Data shown:
┌──

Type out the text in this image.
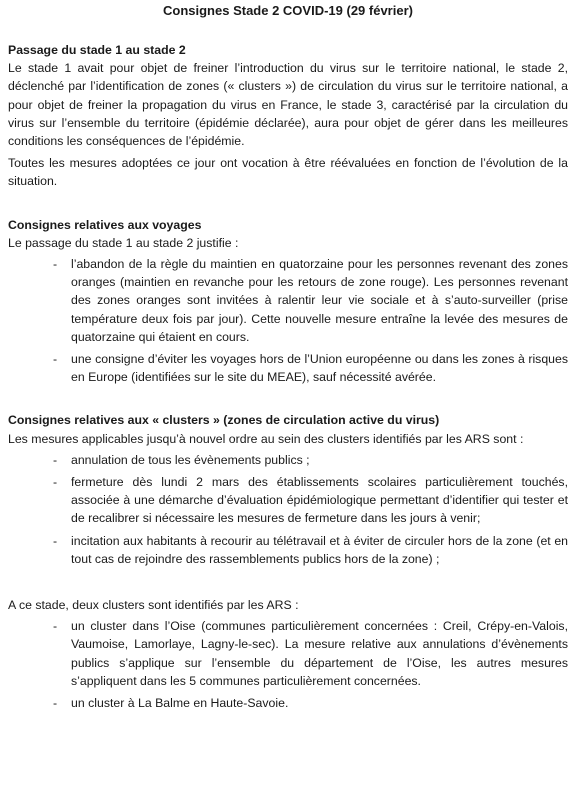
Consignes Stade 2 COVID-19 (29 février)
Passage du stade 1 au stade 2

Le stade 1 avait pour objet de freiner l’introduction du virus sur le territoire national, le stade 2, déclenché par l’identification de zones (« clusters ») de circulation du virus sur le territoire national, a pour objet de freiner la propagation du virus en France, le stade 3, caractérisé par la circulation du virus sur l’ensemble du territoire (épidémie déclarée), aura pour objet de gérer dans les meilleures conditions les conséquences de l’épidémie.

Toutes les mesures adoptées ce jour ont vocation à être réévaluées en fonction de l’évolution de la situation.

Consignes relatives aux voyages

Le passage du stade 1 au stade 2 justifie :

- l’abandon de la règle du maintien en quatorzaine pour les personnes revenant des zones oranges (maintien en revanche pour les retours de zone rouge). Les personnes revenant des zones oranges sont invitées à ralentir leur vie sociale et à s’auto-surveiller (prise température deux fois par jour). Cette nouvelle mesure entraîne la levée des mesures de quatorzaine qui étaient en cours.
- une consigne d’éviter les voyages hors de l’Union européenne ou dans les zones à risques en Europe (identifiées sur le site du MEAE), sauf nécessité avérée.
Consignes relatives aux « clusters » (zones de circulation active du virus)

Les mesures applicables jusqu’à nouvel ordre au sein des clusters identifiés par les ARS sont :

- annulation de tous les évènements publics ;
- fermeture dès lundi 2 mars des établissements scolaires particulièrement touchés, associée à une démarche d’évaluation épidémiologique permettant d’identifier qui tester et de recalibrer si nécessaire les mesures de fermeture dans les jours à venir;
- incitation aux habitants à recourir au télétravail et à éviter de circuler hors de la zone (et en tout cas de rejoindre des rassemblements publics hors de la zone) ;

A ce stade, deux clusters sont identifiés par les ARS :

- un cluster dans l’Oise (communes particulièrement concernées : Creil, Crépy-en-Valois, Vaumoise, Lamorlaye, Lagny-le-sec). La mesure relative aux annulations d’évènements publics s’applique sur l’ensemble du département de l’Oise, les autres mesures s’appliquent dans les 5 communes particulièrement concernées.
- un cluster à La Balme en Haute-Savoie.
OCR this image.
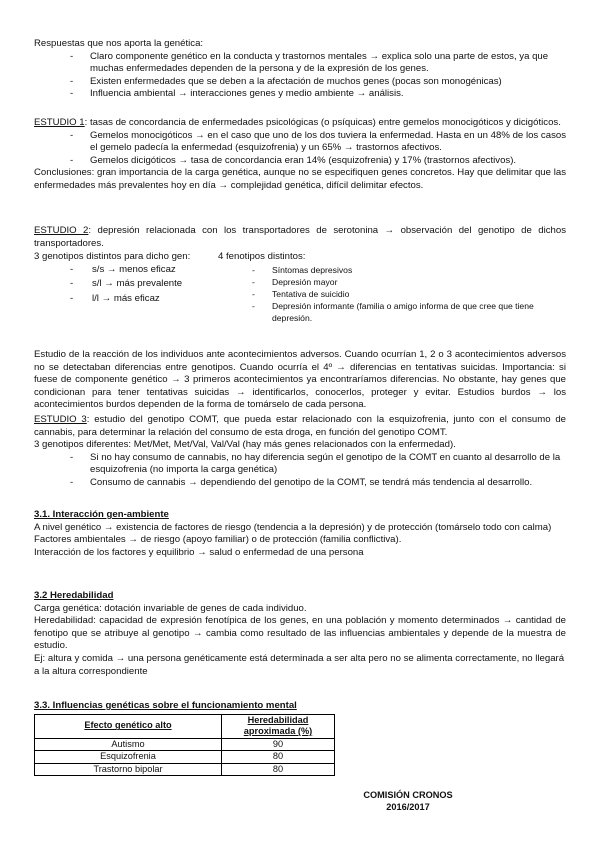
Respuestas que nos aporta la genética:

- Claro componente genético en la conducta y trastornos mentales → explica solo una parte de estos, ya que muchas enfermedades dependen de la persona y de la expresión de los genes.
- Existen enfermedades que se deben a la afectación de muchos genes (pocas son monogénicas)
- Influencia ambiental → interacciones genes y medio ambiente → análisis.

ESTUDIO 1: tasas de concordancia de enfermedades psicológicas (o psíquicas) entre gemelos monocigóticos y dicigóticos.

- Gemelos monocigóticos → en el caso que uno de los dos tuviera la enfermedad. Hasta en un 48% de los casos el gemelo padecía la enfermedad (esquizofrenia) y un 65% → trastornos afectivos.
- Gemelos dicigóticos → tasa de concordancia eran 14% (esquizofrenia) y 17% (trastornos afectivos).

Conclusiones: gran importancia de la carga genética, aunque no se especifiquen genes concretos. Hay que delimitar que las enfermedades más prevalentes hoy en día → complejidad genética, difícil delimitar efectos.

ESTUDIO 2: depresión relacionada con los transportadores de serotonina → observación del genotipo de dichos transportadores.

3 genotipos distintos para dicho gen:

- s/s → menos eficaz
- s/l → más prevalente
- l/l → más eficaz

4 fenotipos distintos:

- Síntomas depresivos
- Depresión mayor
- Tentativa de suicidio
- Depresión informante (familia o amigo informa de que cree que tiene depresión.

Estudio de la reacción de los individuos ante acontecimientos adversos. Cuando ocurrían 1, 2 o 3 acontecimientos adversos no se detectaban diferencias entre genotipos. Cuando ocurría el 4º → diferencias en tentativas suicidas. Importancia: si fuese de componente genético → 3 primeros acontecimientos ya encontraríamos diferencias. No obstante, hay genes que condicionan para tener tentativas suicidas → identificarlos, conocerlos, proteger y evitar. Estudios burdos → los acontecimientos burdos dependen de la forma de tomárselo de cada persona.

ESTUDIO 3: estudio del genotipo COMT, que pueda estar relacionado con la esquizofrenia, junto con el consumo de cannabis, para determinar la relación del consumo de esta droga, en función del genotipo COMT.

3 genotipos diferentes: Met/Met, Met/Val, Val/Val (hay más genes relacionados con la enfermedad).

- Si no hay consumo de cannabis, no hay diferencia según el genotipo de la COMT en cuanto al desarrollo de la esquizofrenia (no importa la carga genética)
- Consumo de cannabis → dependiendo del genotipo de la COMT, se tendrá más tendencia al desarrollo.

3.1. Interacción gen-ambiente

A nivel genético → existencia de factores de riesgo (tendencia a la depresión) y de protección (tomárselo todo con calma)

Factores ambientales → de riesgo (apoyo familiar) o de protección (familia conflictiva).

Interacción de los factores y equilibrio → salud o enfermedad de una persona

3.2 Heredabilidad

Carga genética: dotación invariable de genes de cada individuo.

Heredabilidad: capacidad de expresión fenotípica de los genes, en una población y momento determinados → cantidad de fenotipo que se atribuye al genotipo → cambia como resultado de las influencias ambientales y depende de la muestra de estudio.

Ej: altura y comida → una persona genéticamente está determinada a ser alta pero no se alimenta correctamente, no llegará a la altura correspondiente

3.3. Influencias genéticas sobre el funcionamiento mental

Efecto genético alto	Heredabilidad aproximada (%)
Autismo	90
Esquizofrenia	80
Trastorno bipolar	80

COMISIÓN CRONOS

2016/2017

└──

Task item: Strip out the images, then output the records above word for word.

Response for this exercise:
Type out the text in this image.
Consignes Stade 2 COVID-19 (29 février)
Passage du stade 1 au stade 2

Le stade 1 avait pour objet de freiner l’introduction du virus sur le territoire national, le stade 2, déclenché par l’identification de zones (« clusters ») de circulation du virus sur le territoire national, a pour objet de freiner la propagation du virus en France, le stade 3, caractérisé par la circulation du virus sur l’ensemble du territoire (épidémie déclarée), aura pour objet de gérer dans les meilleures conditions les conséquences de l’épidémie.

Toutes les mesures adoptées ce jour ont vocation à être réévaluées en fonction de l’évolution de la situation.

Consignes relatives aux voyages

Le passage du stade 1 au stade 2 justifie :

- l’abandon de la règle du maintien en quatorzaine pour les personnes revenant des zones oranges (maintien en revanche pour les retours de zone rouge). Les personnes revenant des zones oranges sont invitées à ralentir leur vie sociale et à s’auto-surveiller (prise température deux fois par jour). Cette nouvelle mesure entraîne la levée des mesures de quatorzaine qui étaient en cours.
- une consigne d’éviter les voyages hors de l’Union européenne ou dans les zones à risques en Europe (identifiées sur le site du MEAE), sauf nécessité avérée.
Consignes relatives aux « clusters » (zones de circulation active du virus)

Les mesures applicables jusqu’à nouvel ordre au sein des clusters identifiés par les ARS sont :

- annulation de tous les évènements publics ;
- fermeture dès lundi 2 mars des établissements scolaires particulièrement touchés, associée à une démarche d’évaluation épidémiologique permettant d’identifier qui tester et de recalibrer si nécessaire les mesures de fermeture dans les jours à venir;
- incitation aux habitants à recourir au télétravail et à éviter de circuler hors de la zone (et en tout cas de rejoindre des rassemblements publics hors de la zone) ;

A ce stade, deux clusters sont identifiés par les ARS :

- un cluster dans l’Oise (communes particulièrement concernées : Creil, Crépy-en-Valois, Vaumoise, Lamorlaye, Lagny-le-sec). La mesure relative aux annulations d’évènements publics s’applique sur l’ensemble du département de l’Oise, les autres mesures s’appliquent dans les 5 communes particulièrement concernées.
- un cluster à La Balme en Haute-Savoie.
OCR this image.
Respuestas que nos aporta la genética:

- Claro componente genético en la conducta y trastornos mentales → explica solo una parte de estos, ya que muchas enfermedades dependen de la persona y de la expresión de los genes.
- Existen enfermedades que se deben a la afectación de muchos genes (pocas son monogénicas)
- Influencia ambiental → interacciones genes y medio ambiente → análisis.

ESTUDIO 1: tasas de concordancia de enfermedades psicológicas (o psíquicas) entre gemelos monocigóticos y dicigóticos.

- Gemelos monocigóticos → en el caso que uno de los dos tuviera la enfermedad. Hasta en un 48% de los casos el gemelo padecía la enfermedad (esquizofrenia) y un 65% → trastornos afectivos.
- Gemelos dicigóticos → tasa de concordancia eran 14% (esquizofrenia) y 17% (trastornos afectivos).

Conclusiones: gran importancia de la carga genética, aunque no se especifiquen genes concretos. Hay que delimitar que las enfermedades más prevalentes hoy en día → complejidad genética, difícil delimitar efectos.

ESTUDIO 2: depresión relacionada con los transportadores de serotonina → observación del genotipo de dichos transportadores.

3 genotipos distintos para dicho gen:

- s/s → menos eficaz
- s/l → más prevalente
- l/l → más eficaz

4 fenotipos distintos:

- Síntomas depresivos
- Depresión mayor
- Tentativa de suicidio
- Depresión informante (familia o amigo informa de que cree que tiene depresión.

Estudio de la reacción de los individuos ante acontecimientos adversos. Cuando ocurrían 1, 2 o 3 acontecimientos adversos no se detectaban diferencias entre genotipos. Cuando ocurría el 4º → diferencias en tentativas suicidas. Importancia: si fuese de componente genético → 3 primeros acontecimientos ya encontraríamos diferencias. No obstante, hay genes que condicionan para tener tentativas suicidas → identificarlos, conocerlos, proteger y evitar. Estudios burdos → los acontecimientos burdos dependen de la forma de tomárselo de cada persona.

ESTUDIO 3: estudio del genotipo COMT, que pueda estar relacionado con la esquizofrenia, junto con el consumo de cannabis, para determinar la relación del consumo de esta droga, en función del genotipo COMT.

3 genotipos diferentes: Met/Met, Met/Val, Val/Val (hay más genes relacionados con la enfermedad).

- Si no hay consumo de cannabis, no hay diferencia según el genotipo de la COMT en cuanto al desarrollo de la esquizofrenia (no importa la carga genética)
- Consumo de cannabis → dependiendo del genotipo de la COMT, se tendrá más tendencia al desarrollo.

3.1. Interacción gen-ambiente

A nivel genético → existencia de factores de riesgo (tendencia a la depresión) y de protección (tomárselo todo con calma)

Factores ambientales → de riesgo (apoyo familiar) o de protección (familia conflictiva).

Interacción de los factores y equilibrio → salud o enfermedad de una persona

3.2 Heredabilidad

Carga genética: dotación invariable de genes de cada individuo.

Heredabilidad: capacidad de expresión fenotípica de los genes, en una población y momento determinados → cantidad de fenotipo que se atribuye al genotipo → cambia como resultado de las influencias ambientales y depende de la muestra de estudio.

Ej: altura y comida → una persona genéticamente está determinada a ser alta pero no se alimenta correctamente, no llegará a la altura correspondiente

3.3. Influencias genéticas sobre el funcionamiento mental

Efecto genético alto	Heredabilidad aproximada (%)
Autismo	90
Esquizofrenia	80
Trastorno bipolar	80

COMISIÓN CRONOS

2016/2017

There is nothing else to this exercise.